What is asked
Scan the material below for the string "exams", and copy every line where it shows up.

Records excerpted from a collection
──────

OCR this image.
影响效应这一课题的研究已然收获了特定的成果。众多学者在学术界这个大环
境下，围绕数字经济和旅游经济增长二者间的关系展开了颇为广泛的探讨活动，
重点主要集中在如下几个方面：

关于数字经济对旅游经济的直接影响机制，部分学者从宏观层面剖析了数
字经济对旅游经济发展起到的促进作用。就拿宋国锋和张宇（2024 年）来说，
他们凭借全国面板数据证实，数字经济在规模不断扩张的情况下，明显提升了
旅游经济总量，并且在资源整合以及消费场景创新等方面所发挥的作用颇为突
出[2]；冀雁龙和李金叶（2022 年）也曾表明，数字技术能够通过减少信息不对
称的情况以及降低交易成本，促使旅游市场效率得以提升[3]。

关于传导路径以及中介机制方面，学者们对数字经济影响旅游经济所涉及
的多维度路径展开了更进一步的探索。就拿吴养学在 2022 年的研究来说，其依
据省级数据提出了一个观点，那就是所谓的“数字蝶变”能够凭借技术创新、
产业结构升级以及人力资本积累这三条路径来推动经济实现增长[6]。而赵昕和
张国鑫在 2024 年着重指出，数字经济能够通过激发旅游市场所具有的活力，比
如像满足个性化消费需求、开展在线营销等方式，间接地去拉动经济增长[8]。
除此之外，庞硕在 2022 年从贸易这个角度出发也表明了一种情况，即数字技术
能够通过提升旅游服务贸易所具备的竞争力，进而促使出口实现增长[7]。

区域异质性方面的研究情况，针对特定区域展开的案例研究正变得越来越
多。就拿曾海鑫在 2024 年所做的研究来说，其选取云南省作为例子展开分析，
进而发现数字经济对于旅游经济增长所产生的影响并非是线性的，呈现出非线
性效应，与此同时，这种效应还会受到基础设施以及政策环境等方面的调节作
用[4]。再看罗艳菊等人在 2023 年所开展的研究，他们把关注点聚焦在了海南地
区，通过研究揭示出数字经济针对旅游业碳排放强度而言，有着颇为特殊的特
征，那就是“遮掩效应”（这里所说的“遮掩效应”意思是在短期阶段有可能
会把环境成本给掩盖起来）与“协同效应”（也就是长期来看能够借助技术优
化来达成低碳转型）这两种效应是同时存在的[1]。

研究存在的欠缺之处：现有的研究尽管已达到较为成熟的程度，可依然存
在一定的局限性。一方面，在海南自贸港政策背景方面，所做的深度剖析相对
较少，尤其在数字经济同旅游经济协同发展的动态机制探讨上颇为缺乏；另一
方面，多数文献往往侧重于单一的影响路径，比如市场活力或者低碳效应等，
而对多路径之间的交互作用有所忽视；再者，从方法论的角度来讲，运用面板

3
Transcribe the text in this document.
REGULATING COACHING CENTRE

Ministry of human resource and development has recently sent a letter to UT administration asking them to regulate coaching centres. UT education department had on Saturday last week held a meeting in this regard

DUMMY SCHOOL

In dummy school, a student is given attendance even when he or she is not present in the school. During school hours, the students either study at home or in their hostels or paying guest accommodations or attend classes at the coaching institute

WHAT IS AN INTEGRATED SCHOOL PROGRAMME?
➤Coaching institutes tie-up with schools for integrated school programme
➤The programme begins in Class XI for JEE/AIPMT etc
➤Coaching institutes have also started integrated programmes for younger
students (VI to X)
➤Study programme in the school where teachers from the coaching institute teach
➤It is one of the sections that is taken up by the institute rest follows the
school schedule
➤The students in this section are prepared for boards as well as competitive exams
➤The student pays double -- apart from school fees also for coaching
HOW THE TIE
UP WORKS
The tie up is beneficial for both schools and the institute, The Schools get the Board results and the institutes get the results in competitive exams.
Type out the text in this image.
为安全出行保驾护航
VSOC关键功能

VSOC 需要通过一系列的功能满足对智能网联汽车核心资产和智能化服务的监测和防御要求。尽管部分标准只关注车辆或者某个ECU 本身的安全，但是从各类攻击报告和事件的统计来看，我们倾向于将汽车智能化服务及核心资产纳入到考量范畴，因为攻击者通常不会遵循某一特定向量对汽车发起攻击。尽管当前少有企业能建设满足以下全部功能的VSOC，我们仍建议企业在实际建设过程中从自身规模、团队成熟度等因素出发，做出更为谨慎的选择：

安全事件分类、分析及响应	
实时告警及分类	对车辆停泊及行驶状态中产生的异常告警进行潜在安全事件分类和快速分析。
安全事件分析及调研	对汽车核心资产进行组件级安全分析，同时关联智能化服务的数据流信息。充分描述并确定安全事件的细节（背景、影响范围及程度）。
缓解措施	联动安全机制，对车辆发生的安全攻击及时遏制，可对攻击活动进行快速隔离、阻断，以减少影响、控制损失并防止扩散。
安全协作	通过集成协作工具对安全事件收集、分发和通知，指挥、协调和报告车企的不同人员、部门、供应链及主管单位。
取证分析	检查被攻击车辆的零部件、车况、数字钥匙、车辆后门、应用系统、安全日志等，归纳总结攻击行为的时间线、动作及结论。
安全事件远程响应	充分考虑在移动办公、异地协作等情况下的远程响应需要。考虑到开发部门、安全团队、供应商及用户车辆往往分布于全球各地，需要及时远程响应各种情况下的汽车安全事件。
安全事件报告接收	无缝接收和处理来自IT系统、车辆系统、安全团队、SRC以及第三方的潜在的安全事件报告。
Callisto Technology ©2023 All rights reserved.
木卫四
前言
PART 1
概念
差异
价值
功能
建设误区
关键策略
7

──────

Result of the exercise
➤The students in this section are prepared for boards as well as competitive exams
The tie up is beneficial for both schools and the institute, The Schools get the Board results and the institutes get the results in competitive exams.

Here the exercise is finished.